#### PROVIDED TEXT ####
|6. CONCRETE WALLS & FLOORS|
|Written by Steven Young|
|Monday, 30 January 2012|
Concrete block is used where a heavier, durable, gravity load-bearing, lateral load-resisting is desired – without the need to build a cast in situ concrete wall, which would involve the use of shutters (formwork).
Like a concrete wall, a concrete block wall is reinforced with steel bars, but the matrix material comprises discrete, hollow masonry units held together with mortar then infilled with a fine-aggregate concrete (grout). Because of many potential and actual gaps a concrete block wall, it is designed the same as a concrete wall but with the “concrete” assigned a strength less than half the strength normal concrete.
The strength of a final wall is highly dependent on the workmanship of the concrete blocklayer and the degree of supervision. There is a formal hierarchy of strengths (Type A, B or C blockwork) depending on the degree of supervision specified.
Contrary to popular (ie layman’s) belief, having “a lot of steel in the wall” does not mean that it is “good”. The position of the reinforcing steel within a wall is important. In particular the exact position of the starter bars in a retaining wall is crucial to the proper performance of the wall and is the single most important matter to be checked when inspecting a wall.
#### LISTED ENTRIES ####
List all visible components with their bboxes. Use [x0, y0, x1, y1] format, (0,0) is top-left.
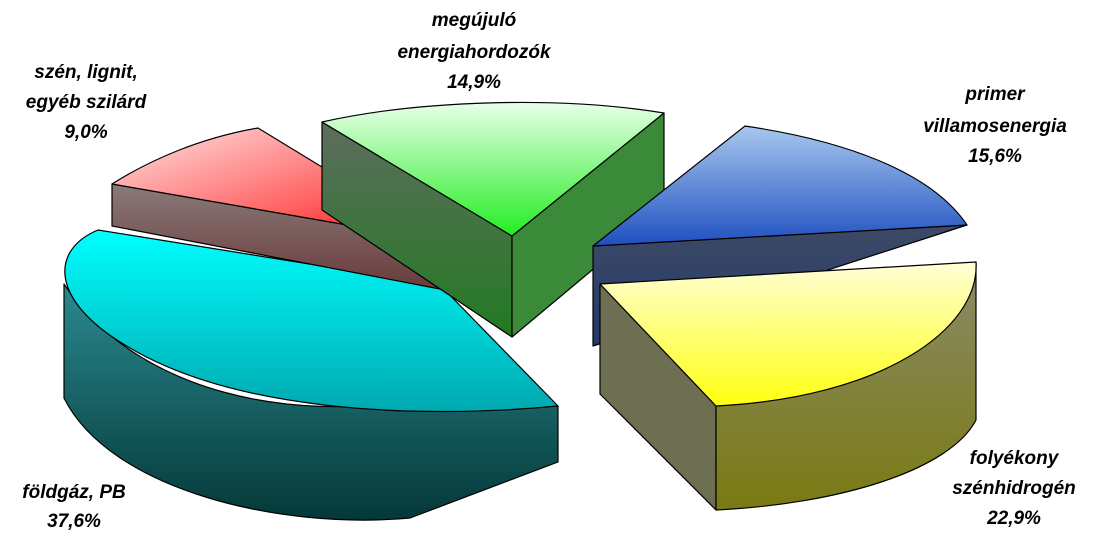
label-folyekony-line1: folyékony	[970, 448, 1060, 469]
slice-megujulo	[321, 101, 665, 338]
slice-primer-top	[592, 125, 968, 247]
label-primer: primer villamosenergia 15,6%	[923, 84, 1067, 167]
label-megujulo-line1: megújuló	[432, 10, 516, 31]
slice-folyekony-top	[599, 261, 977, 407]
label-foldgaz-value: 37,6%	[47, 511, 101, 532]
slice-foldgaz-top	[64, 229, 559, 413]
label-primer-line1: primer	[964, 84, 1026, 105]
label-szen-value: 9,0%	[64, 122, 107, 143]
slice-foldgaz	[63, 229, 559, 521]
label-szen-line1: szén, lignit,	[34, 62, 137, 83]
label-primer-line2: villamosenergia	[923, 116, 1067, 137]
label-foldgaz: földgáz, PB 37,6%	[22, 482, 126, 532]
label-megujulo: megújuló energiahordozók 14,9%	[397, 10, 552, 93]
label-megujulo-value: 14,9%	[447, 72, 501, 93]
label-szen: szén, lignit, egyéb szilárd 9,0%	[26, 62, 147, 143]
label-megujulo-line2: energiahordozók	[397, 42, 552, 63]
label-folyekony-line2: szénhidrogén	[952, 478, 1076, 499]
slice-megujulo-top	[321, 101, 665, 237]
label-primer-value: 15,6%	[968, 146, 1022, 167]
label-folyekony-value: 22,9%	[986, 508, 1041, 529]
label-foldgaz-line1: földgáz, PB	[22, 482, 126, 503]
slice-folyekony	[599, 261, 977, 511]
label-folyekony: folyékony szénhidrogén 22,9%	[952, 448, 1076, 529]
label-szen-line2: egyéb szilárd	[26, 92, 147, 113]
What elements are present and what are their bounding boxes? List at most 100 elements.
####
DIRECTIONS:
- 1) Reproduce the text on concrete block walls starting at "The strength of" and ending at "inspecting a wall.", substituting "dowel bars" for "starter bars".
- 2) Pick up the text on concrete block walls after its last sentence and write what comes next.

FINAL RESULTS:
- 1)
The strength of a final wall is highly dependent on the workmanship of the concrete blocklayer and the degree of supervision. There is a formal hierarchy of strengths (Type A, B or C blockwork) depending on the degree of supervision specified.
Contrary to popular (ie layman’s) belief, having “a lot of steel in the wall” does not mean that it is “good”. The position of the reinforcing steel within a wall is important. In particular the exact position of the dowel bars in a retaining wall is crucial to the proper performance of the wall and is the single most important matter to be checked when inspecting a wall.

- 2)
In the process of laying the blocks, it is inevitable that mortar droppings accumulate at the bottom of the wall. The line of connection between wall and foundation is very important to the strength of the building and the mortar droppings must be removed. How to do this when it is trapped at the bottom of a hollow wall? The trick is to use inverted bond beam blocks in the bottom course of the wall. Bond beams, laid upside down leave a continuous channel along the bottom of the wall. By cutting side openings (cut-outs) at intervals in this channel, the mortar can be washed out. Better still to throw a layer of sand along the bottom of wall so that the mortar does not stick to the concrete. Or poke a rod along its length from the end – if you can get access.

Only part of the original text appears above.